## Stated exercise
Write out each line from the data below that includes the word "strength".

— begin —

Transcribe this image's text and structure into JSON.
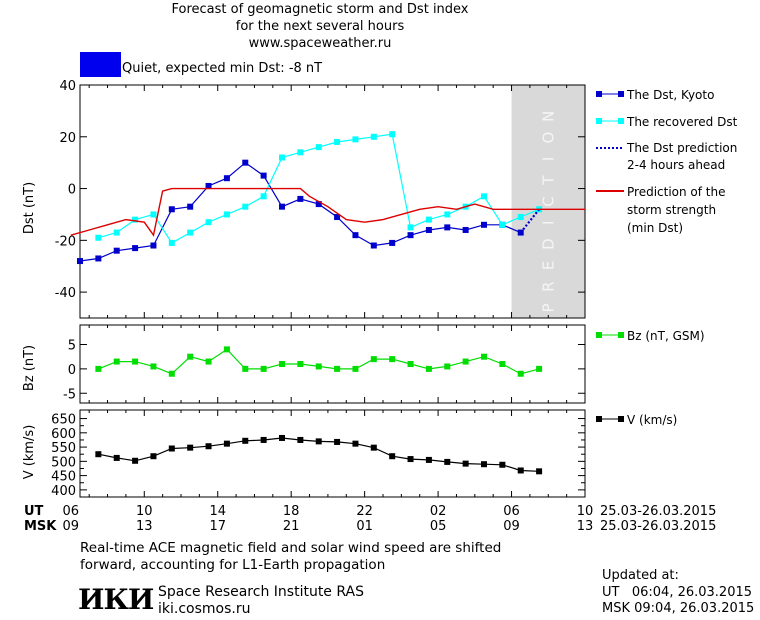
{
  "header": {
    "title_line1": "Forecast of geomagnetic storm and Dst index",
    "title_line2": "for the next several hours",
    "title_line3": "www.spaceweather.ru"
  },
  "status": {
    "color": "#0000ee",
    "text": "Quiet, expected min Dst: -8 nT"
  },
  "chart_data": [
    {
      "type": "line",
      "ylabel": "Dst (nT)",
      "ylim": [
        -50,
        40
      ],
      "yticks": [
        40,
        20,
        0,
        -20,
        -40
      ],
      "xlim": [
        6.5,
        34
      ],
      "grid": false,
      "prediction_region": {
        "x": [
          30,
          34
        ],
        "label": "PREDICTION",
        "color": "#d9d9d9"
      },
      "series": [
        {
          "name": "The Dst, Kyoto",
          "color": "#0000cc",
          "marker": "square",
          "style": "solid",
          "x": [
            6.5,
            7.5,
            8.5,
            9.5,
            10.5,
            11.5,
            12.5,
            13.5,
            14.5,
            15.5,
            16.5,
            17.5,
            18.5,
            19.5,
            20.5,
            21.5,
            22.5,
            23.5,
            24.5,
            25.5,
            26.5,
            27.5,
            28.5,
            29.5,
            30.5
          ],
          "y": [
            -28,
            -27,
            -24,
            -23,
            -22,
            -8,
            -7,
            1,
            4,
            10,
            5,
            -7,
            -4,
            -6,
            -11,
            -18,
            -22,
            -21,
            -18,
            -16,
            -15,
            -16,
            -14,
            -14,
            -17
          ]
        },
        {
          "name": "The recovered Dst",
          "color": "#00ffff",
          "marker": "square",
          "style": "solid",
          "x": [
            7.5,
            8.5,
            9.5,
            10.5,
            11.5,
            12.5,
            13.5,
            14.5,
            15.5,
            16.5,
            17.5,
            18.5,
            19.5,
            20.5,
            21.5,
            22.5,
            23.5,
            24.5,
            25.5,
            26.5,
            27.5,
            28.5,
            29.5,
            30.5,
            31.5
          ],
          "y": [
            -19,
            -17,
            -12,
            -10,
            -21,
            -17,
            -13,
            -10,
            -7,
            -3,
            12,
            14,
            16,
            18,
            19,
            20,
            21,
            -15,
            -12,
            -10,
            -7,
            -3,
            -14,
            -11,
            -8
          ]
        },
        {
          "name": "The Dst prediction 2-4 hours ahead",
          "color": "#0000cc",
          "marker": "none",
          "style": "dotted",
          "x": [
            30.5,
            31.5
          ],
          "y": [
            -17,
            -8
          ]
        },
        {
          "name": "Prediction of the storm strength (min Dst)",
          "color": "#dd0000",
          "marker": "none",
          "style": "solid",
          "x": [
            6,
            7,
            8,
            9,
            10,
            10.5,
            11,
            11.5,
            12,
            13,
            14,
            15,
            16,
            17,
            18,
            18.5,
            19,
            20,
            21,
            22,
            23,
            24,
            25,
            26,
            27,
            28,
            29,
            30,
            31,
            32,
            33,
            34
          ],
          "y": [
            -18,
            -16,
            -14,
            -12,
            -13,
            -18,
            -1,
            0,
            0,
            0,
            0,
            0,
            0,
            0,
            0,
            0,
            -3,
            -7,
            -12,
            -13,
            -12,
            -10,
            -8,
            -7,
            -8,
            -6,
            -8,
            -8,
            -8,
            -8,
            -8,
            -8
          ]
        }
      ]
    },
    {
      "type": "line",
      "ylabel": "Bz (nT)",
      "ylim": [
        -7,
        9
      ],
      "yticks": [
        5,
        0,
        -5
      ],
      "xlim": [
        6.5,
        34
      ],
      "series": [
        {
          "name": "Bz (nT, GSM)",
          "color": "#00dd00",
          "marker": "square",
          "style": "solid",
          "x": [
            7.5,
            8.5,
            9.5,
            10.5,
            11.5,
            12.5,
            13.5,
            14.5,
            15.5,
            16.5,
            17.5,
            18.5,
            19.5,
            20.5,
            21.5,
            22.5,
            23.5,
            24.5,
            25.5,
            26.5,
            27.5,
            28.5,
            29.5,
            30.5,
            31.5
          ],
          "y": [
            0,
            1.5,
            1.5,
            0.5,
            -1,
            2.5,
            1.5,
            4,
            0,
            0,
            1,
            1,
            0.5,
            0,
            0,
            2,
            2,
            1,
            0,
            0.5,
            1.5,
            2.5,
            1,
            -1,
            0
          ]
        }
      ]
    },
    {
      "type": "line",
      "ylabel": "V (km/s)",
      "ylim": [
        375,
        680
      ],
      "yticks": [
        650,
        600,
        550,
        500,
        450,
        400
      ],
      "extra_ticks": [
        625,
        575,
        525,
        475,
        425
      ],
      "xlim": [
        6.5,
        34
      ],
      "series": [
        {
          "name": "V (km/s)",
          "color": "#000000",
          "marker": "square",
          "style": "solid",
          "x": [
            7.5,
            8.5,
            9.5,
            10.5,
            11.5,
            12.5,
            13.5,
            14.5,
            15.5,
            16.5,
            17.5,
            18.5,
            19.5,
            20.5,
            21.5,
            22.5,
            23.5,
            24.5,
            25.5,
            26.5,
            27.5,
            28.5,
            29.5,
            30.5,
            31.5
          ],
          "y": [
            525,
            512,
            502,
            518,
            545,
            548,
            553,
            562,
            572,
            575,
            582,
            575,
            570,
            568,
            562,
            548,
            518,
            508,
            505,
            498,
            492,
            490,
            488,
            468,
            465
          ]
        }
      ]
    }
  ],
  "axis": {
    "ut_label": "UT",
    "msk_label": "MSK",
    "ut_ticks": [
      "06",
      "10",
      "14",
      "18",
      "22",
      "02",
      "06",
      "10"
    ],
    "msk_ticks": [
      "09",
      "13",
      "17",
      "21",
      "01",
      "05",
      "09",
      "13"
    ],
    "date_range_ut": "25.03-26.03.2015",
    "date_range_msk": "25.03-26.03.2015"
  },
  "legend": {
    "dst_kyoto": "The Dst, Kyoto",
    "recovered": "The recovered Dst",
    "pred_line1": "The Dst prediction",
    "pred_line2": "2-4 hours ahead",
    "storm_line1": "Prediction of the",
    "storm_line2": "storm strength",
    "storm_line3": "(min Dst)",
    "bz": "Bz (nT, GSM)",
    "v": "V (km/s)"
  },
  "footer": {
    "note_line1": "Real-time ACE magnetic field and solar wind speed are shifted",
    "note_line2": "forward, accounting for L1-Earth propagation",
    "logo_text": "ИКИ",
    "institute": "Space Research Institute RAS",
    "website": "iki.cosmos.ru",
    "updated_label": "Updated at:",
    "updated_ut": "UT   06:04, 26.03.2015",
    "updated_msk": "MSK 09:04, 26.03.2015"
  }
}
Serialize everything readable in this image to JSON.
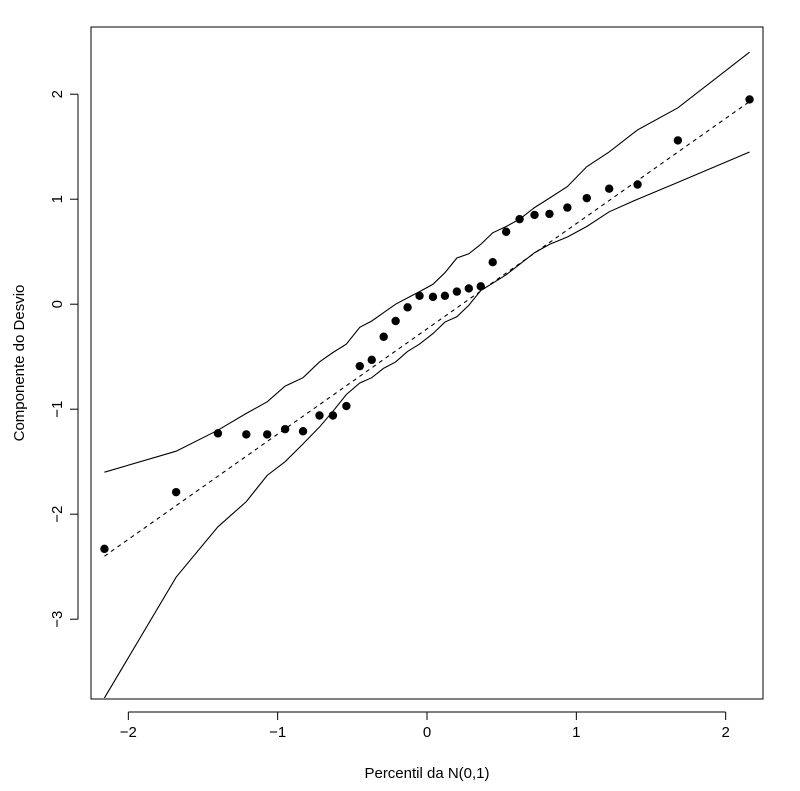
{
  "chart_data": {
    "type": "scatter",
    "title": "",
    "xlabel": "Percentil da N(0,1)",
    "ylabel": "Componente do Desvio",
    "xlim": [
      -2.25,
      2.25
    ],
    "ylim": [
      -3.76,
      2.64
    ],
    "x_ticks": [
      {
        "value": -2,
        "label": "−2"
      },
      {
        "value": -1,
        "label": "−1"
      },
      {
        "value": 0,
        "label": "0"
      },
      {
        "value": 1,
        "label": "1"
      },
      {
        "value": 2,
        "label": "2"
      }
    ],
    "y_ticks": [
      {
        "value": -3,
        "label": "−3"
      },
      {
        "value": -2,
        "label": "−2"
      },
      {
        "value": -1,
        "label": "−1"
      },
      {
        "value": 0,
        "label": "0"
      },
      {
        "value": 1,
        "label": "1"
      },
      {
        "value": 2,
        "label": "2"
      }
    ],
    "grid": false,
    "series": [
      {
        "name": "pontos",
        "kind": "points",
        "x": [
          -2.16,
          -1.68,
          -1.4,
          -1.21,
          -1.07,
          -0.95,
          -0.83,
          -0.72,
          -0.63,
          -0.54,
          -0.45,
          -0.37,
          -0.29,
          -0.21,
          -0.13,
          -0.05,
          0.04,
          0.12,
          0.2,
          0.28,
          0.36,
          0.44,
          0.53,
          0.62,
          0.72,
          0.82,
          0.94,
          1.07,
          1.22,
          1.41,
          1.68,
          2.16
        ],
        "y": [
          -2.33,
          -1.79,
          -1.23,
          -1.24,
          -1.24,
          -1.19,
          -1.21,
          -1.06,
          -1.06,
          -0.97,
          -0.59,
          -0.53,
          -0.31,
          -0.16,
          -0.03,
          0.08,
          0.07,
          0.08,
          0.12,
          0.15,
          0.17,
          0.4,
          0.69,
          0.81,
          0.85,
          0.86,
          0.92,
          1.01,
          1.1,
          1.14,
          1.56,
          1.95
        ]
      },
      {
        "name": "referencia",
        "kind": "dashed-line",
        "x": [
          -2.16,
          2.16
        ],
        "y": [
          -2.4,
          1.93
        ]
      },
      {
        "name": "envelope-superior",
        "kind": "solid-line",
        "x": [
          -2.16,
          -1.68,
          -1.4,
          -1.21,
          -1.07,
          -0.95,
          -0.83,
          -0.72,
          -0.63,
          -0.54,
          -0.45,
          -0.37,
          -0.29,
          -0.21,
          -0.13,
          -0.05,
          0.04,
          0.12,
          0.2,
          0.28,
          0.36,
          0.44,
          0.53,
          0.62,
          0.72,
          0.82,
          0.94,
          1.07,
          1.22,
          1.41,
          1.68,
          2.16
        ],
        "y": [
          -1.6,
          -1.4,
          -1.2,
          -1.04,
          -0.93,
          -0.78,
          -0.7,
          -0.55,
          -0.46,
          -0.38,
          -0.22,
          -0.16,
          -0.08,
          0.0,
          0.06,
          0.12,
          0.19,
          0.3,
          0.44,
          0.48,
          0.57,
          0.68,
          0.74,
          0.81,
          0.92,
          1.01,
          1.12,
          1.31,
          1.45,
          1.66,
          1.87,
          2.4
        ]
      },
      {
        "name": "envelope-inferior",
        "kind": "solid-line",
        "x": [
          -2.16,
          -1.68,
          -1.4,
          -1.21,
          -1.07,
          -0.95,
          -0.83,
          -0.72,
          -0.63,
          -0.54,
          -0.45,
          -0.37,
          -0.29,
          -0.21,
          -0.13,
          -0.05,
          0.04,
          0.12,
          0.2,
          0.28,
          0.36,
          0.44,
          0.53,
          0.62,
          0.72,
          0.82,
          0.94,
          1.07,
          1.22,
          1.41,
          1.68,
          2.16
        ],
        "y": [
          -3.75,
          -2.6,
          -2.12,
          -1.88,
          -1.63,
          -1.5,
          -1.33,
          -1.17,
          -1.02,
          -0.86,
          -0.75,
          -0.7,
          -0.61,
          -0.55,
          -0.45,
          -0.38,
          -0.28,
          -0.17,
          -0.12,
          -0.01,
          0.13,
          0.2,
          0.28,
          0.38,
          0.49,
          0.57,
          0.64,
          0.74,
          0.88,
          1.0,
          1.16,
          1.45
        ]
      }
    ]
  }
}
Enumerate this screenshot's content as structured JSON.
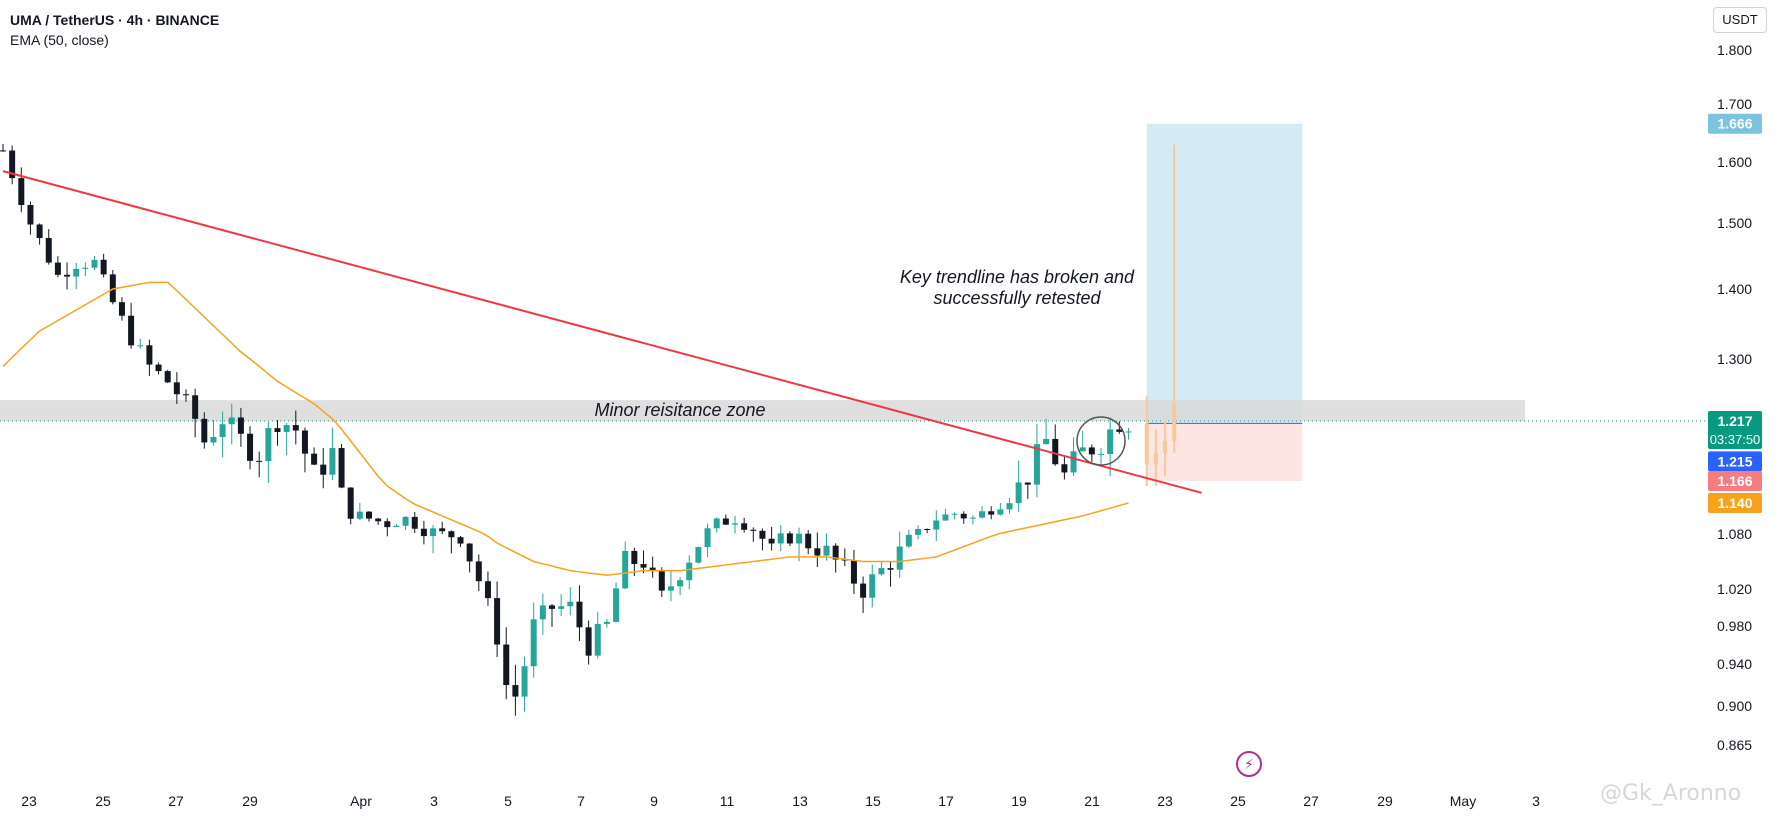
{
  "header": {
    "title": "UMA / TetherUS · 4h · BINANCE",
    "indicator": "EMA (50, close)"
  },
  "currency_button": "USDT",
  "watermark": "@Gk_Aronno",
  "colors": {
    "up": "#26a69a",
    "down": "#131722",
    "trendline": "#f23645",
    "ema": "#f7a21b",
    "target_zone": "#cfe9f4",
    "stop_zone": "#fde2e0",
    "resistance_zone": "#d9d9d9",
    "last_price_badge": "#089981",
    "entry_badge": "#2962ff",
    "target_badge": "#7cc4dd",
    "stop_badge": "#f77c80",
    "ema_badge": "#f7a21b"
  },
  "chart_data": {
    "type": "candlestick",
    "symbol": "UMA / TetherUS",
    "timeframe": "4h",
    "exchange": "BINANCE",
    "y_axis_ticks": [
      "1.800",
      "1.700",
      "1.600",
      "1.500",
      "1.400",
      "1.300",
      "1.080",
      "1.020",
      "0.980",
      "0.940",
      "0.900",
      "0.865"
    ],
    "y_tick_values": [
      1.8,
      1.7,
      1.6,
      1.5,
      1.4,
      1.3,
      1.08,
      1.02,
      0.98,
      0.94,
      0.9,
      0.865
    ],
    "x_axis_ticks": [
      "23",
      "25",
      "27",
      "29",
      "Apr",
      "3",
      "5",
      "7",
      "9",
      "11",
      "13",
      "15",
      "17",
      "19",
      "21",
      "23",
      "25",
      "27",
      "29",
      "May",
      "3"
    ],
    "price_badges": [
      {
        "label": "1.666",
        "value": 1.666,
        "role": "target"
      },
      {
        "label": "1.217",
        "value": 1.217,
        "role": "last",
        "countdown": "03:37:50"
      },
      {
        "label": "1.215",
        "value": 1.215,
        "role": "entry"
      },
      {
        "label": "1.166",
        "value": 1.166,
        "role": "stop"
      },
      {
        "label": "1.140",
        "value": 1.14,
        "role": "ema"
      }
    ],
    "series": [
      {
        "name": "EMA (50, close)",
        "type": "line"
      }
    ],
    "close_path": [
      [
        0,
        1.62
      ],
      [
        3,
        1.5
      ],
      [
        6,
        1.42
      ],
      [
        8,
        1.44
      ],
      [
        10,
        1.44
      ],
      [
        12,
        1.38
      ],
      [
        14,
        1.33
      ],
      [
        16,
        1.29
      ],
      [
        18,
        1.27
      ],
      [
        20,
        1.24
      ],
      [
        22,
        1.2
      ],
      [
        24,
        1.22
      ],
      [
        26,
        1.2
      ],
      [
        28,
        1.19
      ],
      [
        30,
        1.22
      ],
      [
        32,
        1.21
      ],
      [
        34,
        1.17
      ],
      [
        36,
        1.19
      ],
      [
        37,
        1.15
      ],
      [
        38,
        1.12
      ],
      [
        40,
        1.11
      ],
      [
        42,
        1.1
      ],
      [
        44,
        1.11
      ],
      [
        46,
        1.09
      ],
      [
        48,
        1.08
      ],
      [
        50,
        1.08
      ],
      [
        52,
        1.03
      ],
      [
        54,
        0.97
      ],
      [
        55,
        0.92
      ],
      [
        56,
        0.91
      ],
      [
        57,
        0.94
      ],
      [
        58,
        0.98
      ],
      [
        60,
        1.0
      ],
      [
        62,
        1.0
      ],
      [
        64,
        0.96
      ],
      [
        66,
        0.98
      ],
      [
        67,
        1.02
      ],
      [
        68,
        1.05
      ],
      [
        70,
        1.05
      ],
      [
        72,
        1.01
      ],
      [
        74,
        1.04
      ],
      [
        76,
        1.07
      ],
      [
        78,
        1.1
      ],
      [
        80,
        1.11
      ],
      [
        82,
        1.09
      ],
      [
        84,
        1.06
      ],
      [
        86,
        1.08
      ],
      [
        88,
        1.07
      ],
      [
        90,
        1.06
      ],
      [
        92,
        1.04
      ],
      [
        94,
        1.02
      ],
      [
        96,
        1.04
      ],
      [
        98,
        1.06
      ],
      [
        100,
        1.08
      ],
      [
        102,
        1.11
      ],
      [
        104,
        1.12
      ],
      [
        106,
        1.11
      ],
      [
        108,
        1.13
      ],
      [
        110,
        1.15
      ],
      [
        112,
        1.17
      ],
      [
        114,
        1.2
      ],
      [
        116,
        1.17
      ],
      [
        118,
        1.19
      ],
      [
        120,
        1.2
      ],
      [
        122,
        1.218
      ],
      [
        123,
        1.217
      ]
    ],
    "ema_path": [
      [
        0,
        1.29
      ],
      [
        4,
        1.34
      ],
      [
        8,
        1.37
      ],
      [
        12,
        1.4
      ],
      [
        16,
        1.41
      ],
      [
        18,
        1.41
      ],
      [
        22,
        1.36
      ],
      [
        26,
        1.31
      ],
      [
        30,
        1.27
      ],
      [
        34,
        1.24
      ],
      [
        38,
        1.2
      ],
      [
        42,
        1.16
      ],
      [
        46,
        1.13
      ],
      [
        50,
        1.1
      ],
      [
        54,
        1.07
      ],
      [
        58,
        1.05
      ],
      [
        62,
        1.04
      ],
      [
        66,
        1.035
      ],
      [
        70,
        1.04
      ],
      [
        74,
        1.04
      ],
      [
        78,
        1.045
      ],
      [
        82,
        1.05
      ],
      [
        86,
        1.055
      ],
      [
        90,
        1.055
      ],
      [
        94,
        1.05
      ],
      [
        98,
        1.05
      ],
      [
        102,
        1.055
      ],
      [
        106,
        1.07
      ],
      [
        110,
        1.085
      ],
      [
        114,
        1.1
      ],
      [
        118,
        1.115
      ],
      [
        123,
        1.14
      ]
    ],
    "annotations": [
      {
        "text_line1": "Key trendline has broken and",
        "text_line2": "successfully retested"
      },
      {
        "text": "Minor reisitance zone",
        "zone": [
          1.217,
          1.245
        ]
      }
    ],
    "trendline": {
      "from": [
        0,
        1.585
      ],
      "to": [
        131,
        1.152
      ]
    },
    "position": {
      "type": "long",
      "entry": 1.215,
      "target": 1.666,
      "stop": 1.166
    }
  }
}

— end —

## Written answer
          "name": "Prediction of the storm strength (min Dst)",
    "storm_line2": "storm strength",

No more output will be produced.